• Exercise:
Answer with a single number: how many lines in the listing below include "DIMENSIONER"?

• Exercise materials:

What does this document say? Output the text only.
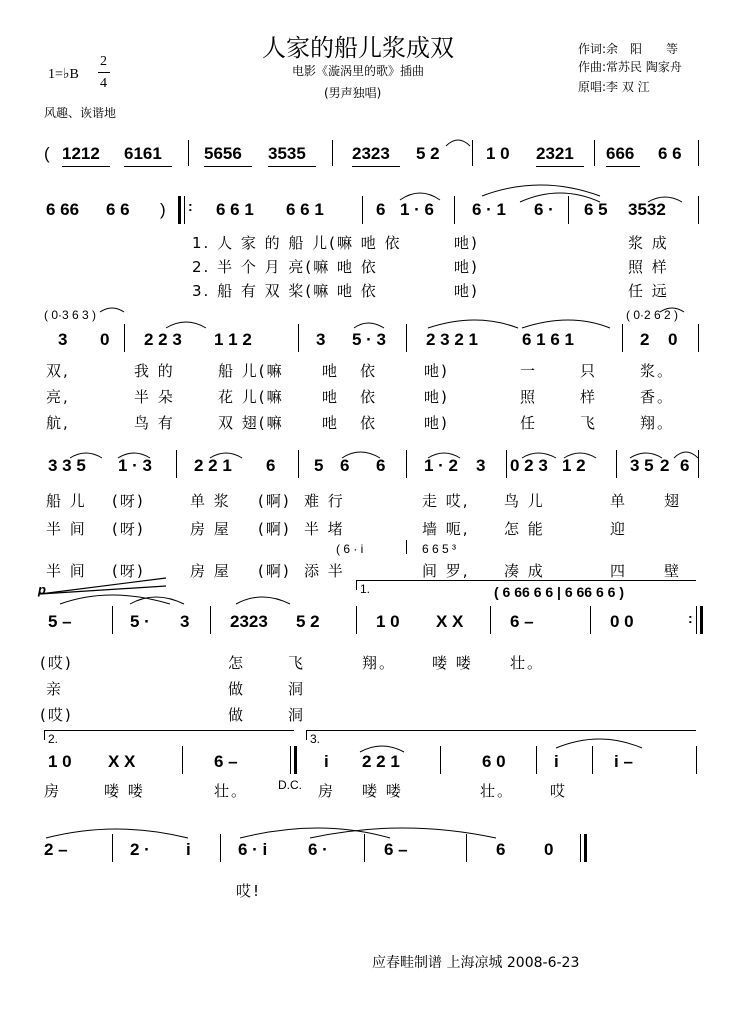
人家的船儿浆成双
电影《漩涡里的歌》插曲
(男声独唱)
1=♭B
2
4
风趣、诙谐地
作词:余　阳　　等
作曲:常苏民 陶家舟
原唱:李 双 江
( 1212 6161 5656 3535	2323 5 2	1 0 2321 666 6 6
6 66 6 6 ) : 6 6 1 6 6 1	6 1 · 6 6 · 1 6 · 6 5 3532
1. 人 家 的 船 儿(嘛 吔 依	吔)	浆 成
2. 半 个 月 亮(嘛 吔 依	吔)	照 样
3. 船 有 双 桨(嘛 吔 依	吔)	任 远
( 0·3 6 3 )	( 0·2 6 2 )
3 0 2 2 3 1 1 2	3 5 · 3 2 3 2 1	6 1 6 1	2 0
双,	我 的	船 儿(嘛	吔 依	吔)	一	只	浆。
亮,	半 朵	花 儿(嘛	吔 依	吔)	照	样	香。
航,	鸟 有	双 翅(嘛	吔 依	吔)	任	飞	翔。
3 3 5 1 · 3 2 2 1 6 5 6 6 1 · 2 3 0 2 3 1 2	3 5 2 6
船 儿 (呀)	单 浆 (啊) 难 行	走 哎, 鸟 儿	单 翅
半 间 (呀)	房 屋 (啊) 半 堵	墙 呃, 怎 能	迎
( 6 · i	6 6 5 ³
半 间 (呀)	房 屋 (啊) 添 半	间 罗, 凑 成	四 壁
p	1.	( 6 66 6 6 | 6 66 6 6 )
5 –	5 · 3 2323 5 2	1 0 X X	6 –	0 0	:
(哎)	怎	飞	翔。 喽 喽 壮。
亲	做	洞
(哎)	做	洞
2.	3.
1 0 X X	6 –	i 2 2 1	6 0	i	i –
房	喽 喽	壮。 D.C. 房 喽 喽	壮。 哎
2 –	2 · i	6 · i 6 ·	6 –	6 0
哎!
应春畦制谱 上海凉城 2008-6-23
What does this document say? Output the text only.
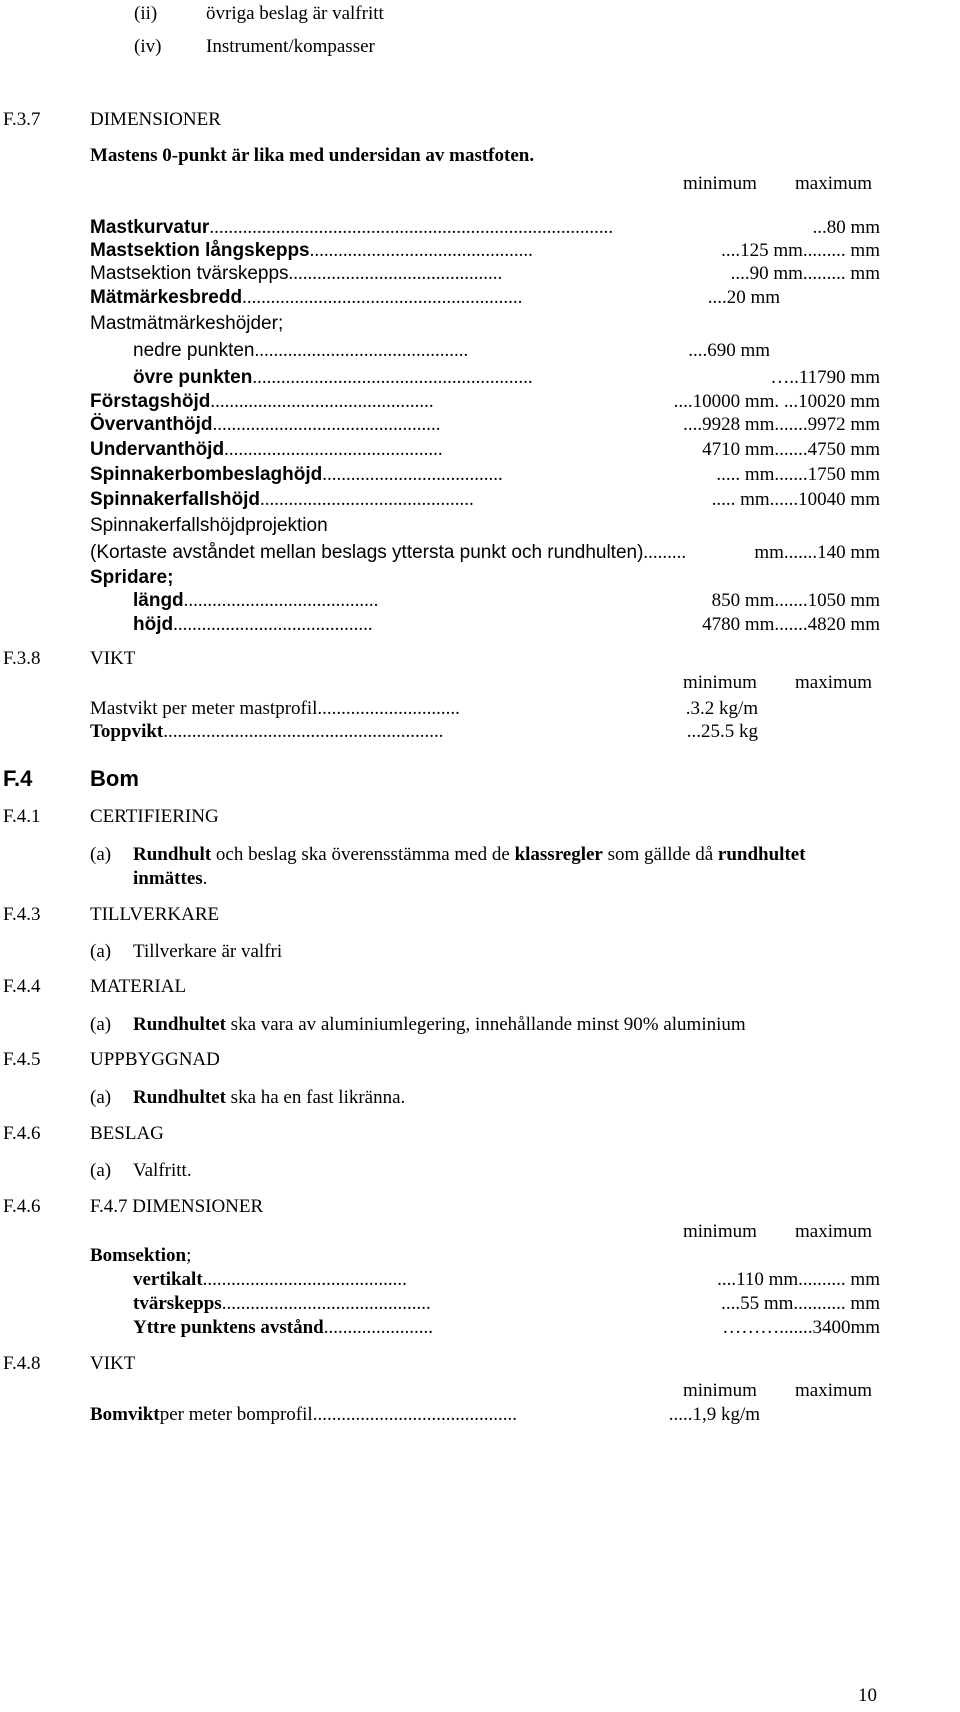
(ii)	övriga beslag är valfritt
(iv) Instrument/kompasser
F.3.7	DIMENSIONER
Mastens 0-punkt är lika med undersidan av mastfoten.
minimum maximum
Mastkurvatur .....................................................................................	...80 mm
Mastsektion långskepps ...............................................	....125 mm......... mm
Mastsektion tvärskepps .............................................	....90 mm......... mm
Mätmärkesbredd ...........................................................	....20 mm
Mastmätmärkeshöjder;
nedre punkten .............................................	....690 mm
övre punkten ...........................................................	…..11790 mm
Förstagshöjd ...............................................	....10000 mm. ...10020 mm
Övervanthöjd ................................................	....9928 mm.......9972 mm
Undervanthöjd ..............................................	4710 mm.......4750 mm
Spinnakerbombeslaghöjd ......................................	..... mm.......1750 mm
Spinnakerfallshöjd .............................................	..... mm......10040 mm
Spinnakerfallshöjdprojektion
(Kortaste avståndet mellan beslags yttersta punkt och rundhulten) .........	mm.......140 mm
Spridare;
längd .........................................	850 mm.......1050 mm
höjd ..........................................	4780 mm.......4820 mm
F.3.8	VIKT
minimum maximum
Mastvikt per meter mastprofil ..............................	.3.2 kg/m
Toppvikt ...........................................................	...25.5 kg
F.4	Bom
F.4.1	CERTIFIERING
(a) Rundhult och beslag ska överensstämma med de klassregler som gällde då rundhultet
inmättes.
F.4.3	TILLVERKARE
(a) Tillverkare är valfri
F.4.4	MATERIAL
(a) Rundhultet ska vara av aluminiumlegering, innehållande minst 90% aluminium
F.4.5	UPPBYGGNAD
(a) Rundhultet ska ha en fast likränna.
F.4.6	BESLAG
(a) Valfritt.
F.4.6	F.4.7 DIMENSIONER
minimum maximum
Bomsektion;
vertikalt ...........................................	....110 mm.......... mm
tvärskepps ............................................	....55 mm........... mm
Yttre punktens avstånd .......................	……….......3400mm
F.4.8	VIKT
minimum maximum
Bomvikt per meter bomprofil ...........................................	.....1,9 kg/m
10
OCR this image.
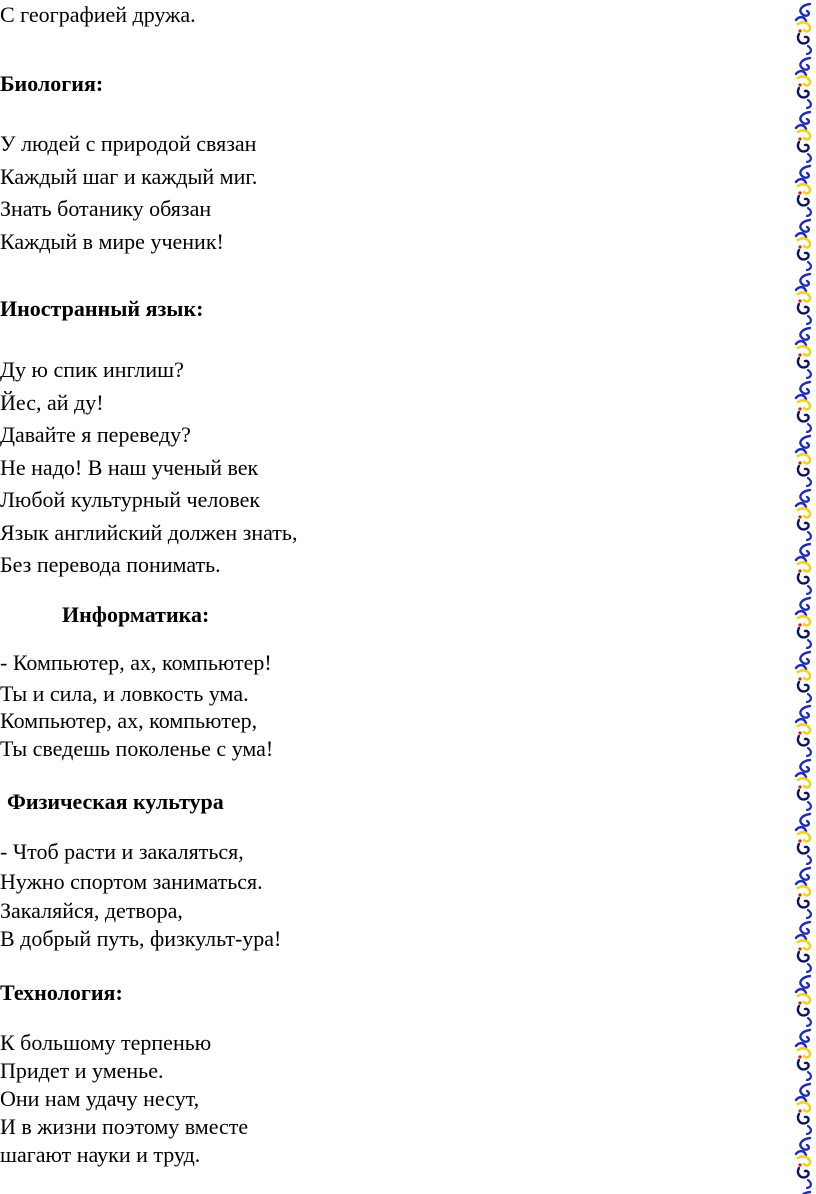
С географией дружа.

Биология:

У людей с природой связан

Каждый шаг и каждый миг.

Знать ботанику обязан

Каждый в мире ученик!

Иностранный язык:

Ду ю спик инглиш?

Йес, ай ду!

Давайте я переведу?

Не надо! В наш ученый век

Любой культурный человек

Язык английский должен знать,

Без перевода понимать.

Информатика:

- Компьютер, ах, компьютер!

Ты и сила, и ловкость ума.

Компьютер, ах, компьютер,

Ты сведешь поколенье с ума!

Физическая культура

- Чтоб расти и закаляться,

Нужно спортом заниматься.

Закаляйся, детвора,

В добрый путь, физкульт-ура!

Технология:

К большому терпенью

Придет и уменье.

Они нам удачу несут,

И в жизни поэтому вместе

шагают науки и труд.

• Solution for this problem:
2